:: Your objective ::
Print all of the lines exactly. Any picture among them stays out.

:: Data supplied ::
......

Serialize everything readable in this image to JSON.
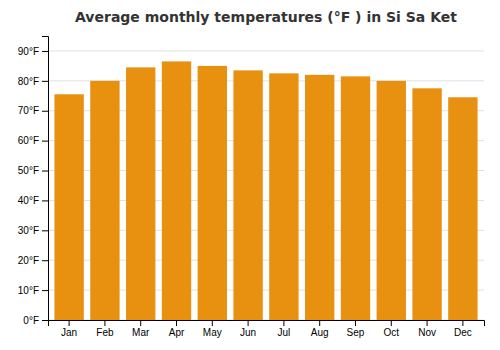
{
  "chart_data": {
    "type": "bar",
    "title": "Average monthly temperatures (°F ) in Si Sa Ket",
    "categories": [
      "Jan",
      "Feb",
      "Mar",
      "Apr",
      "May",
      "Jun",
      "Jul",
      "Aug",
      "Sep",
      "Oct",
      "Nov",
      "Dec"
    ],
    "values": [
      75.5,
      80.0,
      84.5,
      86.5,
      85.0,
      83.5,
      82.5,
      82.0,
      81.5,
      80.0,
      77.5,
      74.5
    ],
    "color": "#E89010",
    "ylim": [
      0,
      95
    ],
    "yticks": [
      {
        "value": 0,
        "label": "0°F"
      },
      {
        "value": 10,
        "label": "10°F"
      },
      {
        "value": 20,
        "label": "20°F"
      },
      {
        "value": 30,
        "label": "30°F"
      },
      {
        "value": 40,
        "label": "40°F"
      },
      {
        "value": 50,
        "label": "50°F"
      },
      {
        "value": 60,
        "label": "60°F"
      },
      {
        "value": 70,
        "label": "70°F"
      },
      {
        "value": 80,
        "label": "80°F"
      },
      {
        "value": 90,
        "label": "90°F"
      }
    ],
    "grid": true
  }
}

......

:: The reply ::
Serialize everything readable in this image to JSON.
{
  "chart_data": {
    "type": "bar",
    "title": "Average monthly temperatures (°F ) in Si Sa Ket",
    "categories": [
      "Jan",
      "Feb",
      "Mar",
      "Apr",
      "May",
      "Jun",
      "Jul",
      "Aug",
      "Sep",
      "Oct",
      "Nov",
      "Dec"
    ],
    "values": [
      75.5,
      80.0,
      84.5,
      86.5,
      85.0,
      83.5,
      82.5,
      82.0,
      81.5,
      80.0,
      77.5,
      74.5
    ],
    "color": "#E89010",
    "ylim": [
      0,
      95
    ],
    "yticks": [
      {
        "value": 0,
        "label": "0°F"
      },
      {
        "value": 10,
        "label": "10°F"
      },
      {
        "value": 20,
        "label": "20°F"
      },
      {
        "value": 30,
        "label": "30°F"
      },
      {
        "value": 40,
        "label": "40°F"
      },
      {
        "value": 50,
        "label": "50°F"
      },
      {
        "value": 60,
        "label": "60°F"
      },
      {
        "value": 70,
        "label": "70°F"
      },
      {
        "value": 80,
        "label": "80°F"
      },
      {
        "value": 90,
        "label": "90°F"
      }
    ],
    "grid": true
  }
}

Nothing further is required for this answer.